[REQUIRED WORK]: Print the data exactly, leaving nothing out.
===== EXERCISE DATA
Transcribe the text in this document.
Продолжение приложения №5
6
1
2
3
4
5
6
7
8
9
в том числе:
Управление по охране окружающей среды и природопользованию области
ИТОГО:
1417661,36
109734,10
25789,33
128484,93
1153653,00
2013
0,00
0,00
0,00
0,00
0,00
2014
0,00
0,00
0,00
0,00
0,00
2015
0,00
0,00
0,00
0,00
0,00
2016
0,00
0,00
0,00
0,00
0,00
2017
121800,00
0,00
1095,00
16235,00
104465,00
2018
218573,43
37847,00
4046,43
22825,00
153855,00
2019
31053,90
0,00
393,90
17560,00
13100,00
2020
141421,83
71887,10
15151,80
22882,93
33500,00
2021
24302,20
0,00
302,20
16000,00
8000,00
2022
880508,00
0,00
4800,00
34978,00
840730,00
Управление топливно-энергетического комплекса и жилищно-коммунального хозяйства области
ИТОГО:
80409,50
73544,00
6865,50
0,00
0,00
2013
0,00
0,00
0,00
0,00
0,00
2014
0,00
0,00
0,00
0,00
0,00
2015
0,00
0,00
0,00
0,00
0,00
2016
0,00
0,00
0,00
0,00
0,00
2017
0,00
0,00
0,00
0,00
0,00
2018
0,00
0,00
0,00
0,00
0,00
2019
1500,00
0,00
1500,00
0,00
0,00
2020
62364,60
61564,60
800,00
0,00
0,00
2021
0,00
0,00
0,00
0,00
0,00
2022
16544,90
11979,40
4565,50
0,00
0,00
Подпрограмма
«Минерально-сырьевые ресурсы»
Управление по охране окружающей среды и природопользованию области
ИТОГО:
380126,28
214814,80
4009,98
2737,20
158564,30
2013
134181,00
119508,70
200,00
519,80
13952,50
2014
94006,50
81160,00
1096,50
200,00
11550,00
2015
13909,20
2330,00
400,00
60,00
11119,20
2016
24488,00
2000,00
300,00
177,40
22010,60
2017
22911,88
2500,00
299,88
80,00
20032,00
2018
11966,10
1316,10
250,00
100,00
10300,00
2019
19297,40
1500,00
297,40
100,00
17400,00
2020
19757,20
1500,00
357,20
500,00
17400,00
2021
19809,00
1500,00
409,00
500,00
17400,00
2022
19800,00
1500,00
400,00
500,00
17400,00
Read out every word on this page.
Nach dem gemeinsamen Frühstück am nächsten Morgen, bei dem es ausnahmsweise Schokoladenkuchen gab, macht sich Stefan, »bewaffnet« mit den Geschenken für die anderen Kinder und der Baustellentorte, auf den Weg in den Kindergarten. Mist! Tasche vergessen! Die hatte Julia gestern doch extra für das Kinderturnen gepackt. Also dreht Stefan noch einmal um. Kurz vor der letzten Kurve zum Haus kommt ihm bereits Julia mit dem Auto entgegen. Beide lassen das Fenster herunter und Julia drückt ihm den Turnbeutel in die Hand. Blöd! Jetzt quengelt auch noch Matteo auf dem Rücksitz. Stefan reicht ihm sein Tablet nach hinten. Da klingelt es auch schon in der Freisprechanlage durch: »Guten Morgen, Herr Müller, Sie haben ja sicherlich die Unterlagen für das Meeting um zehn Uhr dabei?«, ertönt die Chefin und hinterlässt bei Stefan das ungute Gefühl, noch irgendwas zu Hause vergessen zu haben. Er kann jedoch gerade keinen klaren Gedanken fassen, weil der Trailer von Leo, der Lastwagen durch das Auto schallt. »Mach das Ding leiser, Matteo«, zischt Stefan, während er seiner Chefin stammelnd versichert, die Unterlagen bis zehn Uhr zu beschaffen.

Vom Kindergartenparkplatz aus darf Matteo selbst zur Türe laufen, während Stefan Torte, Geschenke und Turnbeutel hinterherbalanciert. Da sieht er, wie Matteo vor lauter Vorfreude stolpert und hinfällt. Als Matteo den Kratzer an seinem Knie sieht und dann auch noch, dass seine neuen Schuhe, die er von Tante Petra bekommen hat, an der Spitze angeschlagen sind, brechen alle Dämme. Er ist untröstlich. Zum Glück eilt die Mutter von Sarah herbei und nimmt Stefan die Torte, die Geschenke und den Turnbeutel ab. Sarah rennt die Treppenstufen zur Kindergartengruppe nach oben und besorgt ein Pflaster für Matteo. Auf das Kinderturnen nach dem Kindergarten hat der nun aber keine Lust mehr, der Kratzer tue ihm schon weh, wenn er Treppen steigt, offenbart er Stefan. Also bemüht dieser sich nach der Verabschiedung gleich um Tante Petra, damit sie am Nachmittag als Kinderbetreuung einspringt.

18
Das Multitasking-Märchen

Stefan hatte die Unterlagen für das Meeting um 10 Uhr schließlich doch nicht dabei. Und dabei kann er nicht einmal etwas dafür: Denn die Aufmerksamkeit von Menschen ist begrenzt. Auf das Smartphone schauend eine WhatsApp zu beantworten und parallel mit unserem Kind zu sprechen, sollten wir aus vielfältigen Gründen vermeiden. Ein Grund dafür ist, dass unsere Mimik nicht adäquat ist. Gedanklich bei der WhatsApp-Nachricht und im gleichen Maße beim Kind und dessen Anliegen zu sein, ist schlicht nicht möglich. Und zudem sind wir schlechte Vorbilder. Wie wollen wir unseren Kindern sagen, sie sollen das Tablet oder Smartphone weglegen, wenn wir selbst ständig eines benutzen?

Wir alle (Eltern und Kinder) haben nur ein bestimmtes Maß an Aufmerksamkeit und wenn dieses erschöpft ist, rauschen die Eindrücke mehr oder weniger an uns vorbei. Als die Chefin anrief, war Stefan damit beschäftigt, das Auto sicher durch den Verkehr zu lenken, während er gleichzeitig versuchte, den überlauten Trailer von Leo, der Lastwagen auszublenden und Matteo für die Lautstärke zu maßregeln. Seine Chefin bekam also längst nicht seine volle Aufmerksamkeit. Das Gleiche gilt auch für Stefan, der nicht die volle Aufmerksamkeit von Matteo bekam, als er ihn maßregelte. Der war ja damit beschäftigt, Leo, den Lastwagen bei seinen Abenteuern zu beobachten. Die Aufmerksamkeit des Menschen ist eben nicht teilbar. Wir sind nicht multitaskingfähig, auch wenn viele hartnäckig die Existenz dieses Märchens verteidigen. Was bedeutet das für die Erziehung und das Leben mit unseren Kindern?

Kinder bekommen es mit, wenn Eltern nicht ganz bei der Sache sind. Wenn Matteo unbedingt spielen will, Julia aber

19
==========
[TASK RESPONSE]:
Transcribe the text in this document.
Продолжение приложения №5
6
1
2
3
4
5
6
7
8
9
в том числе:
Управление по охране окружающей среды и природопользованию области
ИТОГО:
1417661,36
109734,10
25789,33
128484,93
1153653,00
2013
0,00
0,00
0,00
0,00
0,00
2014
0,00
0,00
0,00
0,00
0,00
2015
0,00
0,00
0,00
0,00
0,00
2016
0,00
0,00
0,00
0,00
0,00
2017
121800,00
0,00
1095,00
16235,00
104465,00
2018
218573,43
37847,00
4046,43
22825,00
153855,00
2019
31053,90
0,00
393,90
17560,00
13100,00
2020
141421,83
71887,10
15151,80
22882,93
33500,00
2021
24302,20
0,00
302,20
16000,00
8000,00
2022
880508,00
0,00
4800,00
34978,00
840730,00
Управление топливно-энергетического комплекса и жилищно-коммунального хозяйства области
ИТОГО:
80409,50
73544,00
6865,50
0,00
0,00
2013
0,00
0,00
0,00
0,00
0,00
2014
0,00
0,00
0,00
0,00
0,00
2015
0,00
0,00
0,00
0,00
0,00
2016
0,00
0,00
0,00
0,00
0,00
2017
0,00
0,00
0,00
0,00
0,00
2018
0,00
0,00
0,00
0,00
0,00
2019
1500,00
0,00
1500,00
0,00
0,00
2020
62364,60
61564,60
800,00
0,00
0,00
2021
0,00
0,00
0,00
0,00
0,00
2022
16544,90
11979,40
4565,50
0,00
0,00
Подпрограмма
«Минерально-сырьевые ресурсы»
Управление по охране окружающей среды и природопользованию области
ИТОГО:
380126,28
214814,80
4009,98
2737,20
158564,30
2013
134181,00
119508,70
200,00
519,80
13952,50
2014
94006,50
81160,00
1096,50
200,00
11550,00
2015
13909,20
2330,00
400,00
60,00
11119,20
2016
24488,00
2000,00
300,00
177,40
22010,60
2017
22911,88
2500,00
299,88
80,00
20032,00
2018
11966,10
1316,10
250,00
100,00
10300,00
2019
19297,40
1500,00
297,40
100,00
17400,00
2020
19757,20
1500,00
357,20
500,00
17400,00
2021
19809,00
1500,00
409,00
500,00
17400,00
2022
19800,00
1500,00
400,00
500,00
17400,00
Read out every word on this page.
Nach dem gemeinsamen Frühstück am nächsten Morgen, bei dem es ausnahmsweise Schokoladenkuchen gab, macht sich Stefan, »bewaffnet« mit den Geschenken für die anderen Kinder und der Baustellentorte, auf den Weg in den Kindergarten. Mist! Tasche vergessen! Die hatte Julia gestern doch extra für das Kinderturnen gepackt. Also dreht Stefan noch einmal um. Kurz vor der letzten Kurve zum Haus kommt ihm bereits Julia mit dem Auto entgegen. Beide lassen das Fenster herunter und Julia drückt ihm den Turnbeutel in die Hand. Blöd! Jetzt quengelt auch noch Matteo auf dem Rücksitz. Stefan reicht ihm sein Tablet nach hinten. Da klingelt es auch schon in der Freisprechanlage durch: »Guten Morgen, Herr Müller, Sie haben ja sicherlich die Unterlagen für das Meeting um zehn Uhr dabei?«, ertönt die Chefin und hinterlässt bei Stefan das ungute Gefühl, noch irgendwas zu Hause vergessen zu haben. Er kann jedoch gerade keinen klaren Gedanken fassen, weil der Trailer von Leo, der Lastwagen durch das Auto schallt. »Mach das Ding leiser, Matteo«, zischt Stefan, während er seiner Chefin stammelnd versichert, die Unterlagen bis zehn Uhr zu beschaffen.

Vom Kindergartenparkplatz aus darf Matteo selbst zur Türe laufen, während Stefan Torte, Geschenke und Turnbeutel hinterherbalanciert. Da sieht er, wie Matteo vor lauter Vorfreude stolpert und hinfällt. Als Matteo den Kratzer an seinem Knie sieht und dann auch noch, dass seine neuen Schuhe, die er von Tante Petra bekommen hat, an der Spitze angeschlagen sind, brechen alle Dämme. Er ist untröstlich. Zum Glück eilt die Mutter von Sarah herbei und nimmt Stefan die Torte, die Geschenke und den Turnbeutel ab. Sarah rennt die Treppenstufen zur Kindergartengruppe nach oben und besorgt ein Pflaster für Matteo. Auf das Kinderturnen nach dem Kindergarten hat der nun aber keine Lust mehr, der Kratzer tue ihm schon weh, wenn er Treppen steigt, offenbart er Stefan. Also bemüht dieser sich nach der Verabschiedung gleich um Tante Petra, damit sie am Nachmittag als Kinderbetreuung einspringt.

18
Das Multitasking-Märchen

Stefan hatte die Unterlagen für das Meeting um 10 Uhr schließlich doch nicht dabei. Und dabei kann er nicht einmal etwas dafür: Denn die Aufmerksamkeit von Menschen ist begrenzt. Auf das Smartphone schauend eine WhatsApp zu beantworten und parallel mit unserem Kind zu sprechen, sollten wir aus vielfältigen Gründen vermeiden. Ein Grund dafür ist, dass unsere Mimik nicht adäquat ist. Gedanklich bei der WhatsApp-Nachricht und im gleichen Maße beim Kind und dessen Anliegen zu sein, ist schlicht nicht möglich. Und zudem sind wir schlechte Vorbilder. Wie wollen wir unseren Kindern sagen, sie sollen das Tablet oder Smartphone weglegen, wenn wir selbst ständig eines benutzen?

Wir alle (Eltern und Kinder) haben nur ein bestimmtes Maß an Aufmerksamkeit und wenn dieses erschöpft ist, rauschen die Eindrücke mehr oder weniger an uns vorbei. Als die Chefin anrief, war Stefan damit beschäftigt, das Auto sicher durch den Verkehr zu lenken, während er gleichzeitig versuchte, den überlauten Trailer von Leo, der Lastwagen auszublenden und Matteo für die Lautstärke zu maßregeln. Seine Chefin bekam also längst nicht seine volle Aufmerksamkeit. Das Gleiche gilt auch für Stefan, der nicht die volle Aufmerksamkeit von Matteo bekam, als er ihn maßregelte. Der war ja damit beschäftigt, Leo, den Lastwagen bei seinen Abenteuern zu beobachten. Die Aufmerksamkeit des Menschen ist eben nicht teilbar. Wir sind nicht multitaskingfähig, auch wenn viele hartnäckig die Existenz dieses Märchens verteidigen. Was bedeutet das für die Erziehung und das Leben mit unseren Kindern?

Kinder bekommen es mit, wenn Eltern nicht ganz bei der Sache sind. Wenn Matteo unbedingt spielen will, Julia aber

19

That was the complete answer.